# Diamond pet food recall



## waterdogs (Apr 10, 2012)

Just was reading where Diamond Pet food has recalled the DIAMOND NATURAL LAMB MEAL AND RICE> Look at their web sight for info and bag product codes. It came out on the 6th of April.


----------



## nhancedsvt (Apr 11, 2012)

Yep I saw that. I had been feeding the Large Breed Puppy but after seeing that I've swapped to the Pro Plan Puppy.


----------



## krazybronco2 (Apr 11, 2012)

nhancedsvt said:


> Yep I saw that. I had been feeding the Large Breed Puppy but after seeing that I've swapped to the Pro Plan Puppy.


the large breed puppy was not effected I called and asked since that is what i feed my pup.


----------



## JuliaH (Apr 11, 2012)

I would not feed anything from this company. Been too many recalls. I do hope this is not serious for the company though and I wish them well.


----------



## waterdogs (Apr 11, 2012)

I know someone who lost a few pups a few years back on Diamond. I will not feed anything they make.


----------



## JuliaH (Apr 12, 2012)

Ditto here... I worked for a vet before I retired and had to witness some sick dogs, some that died, from the last recall. I won't take that chance with my dogs.



waterdogs said:


> I know someone who lost a few pups a few years back on Diamond. I will not feed anything they make.


----------



## spraynbuckshot (Apr 12, 2012)

I thought Diamond was a good choice to feed my boy?  I have been feeding my boxer the Lamb and Rice for several months.  Luckily this recall doesn't affect me.  

I haven't heard of any negative comments on Diamond until I read this yesterday.  I have about 5 lbs left in my current bag and this post has me rethinking purchasing another bag.

Have any other reputable dog food companies had food recalls?


----------



## nhancedsvt (Apr 12, 2012)

krazybronco2 said:


> the large breed puppy was not effected I called and asked since that is what i feed my pup.



I know. The problem is they definitely have some quality control issues if nothing else. What makes you think those QC issues don't run over into other products? Then there's the matter of the way they handled the recall...I'd just rather not risk it with my pup.


----------



## JuliaH (Apr 12, 2012)

Yes, a few years ago there was a big issue with recalls and several companies had trouble.... Here is a list that will contain a lot more stuff than we realize...

**DATA EXTRACT:**
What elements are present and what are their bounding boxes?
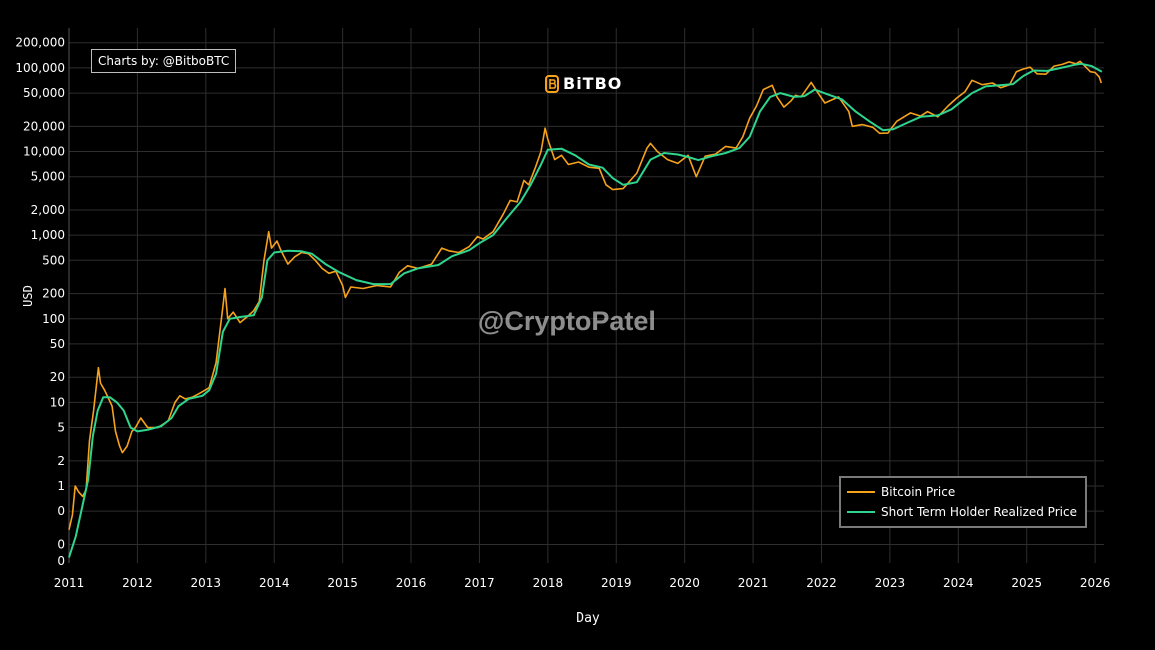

**TASK BRIEF:**
In the Diamond pet food recall thread, which food did nhancedsvt switch the puppy to after seeing the recall?

**WRITTEN ANSWER:**
Pro Plan Puppy.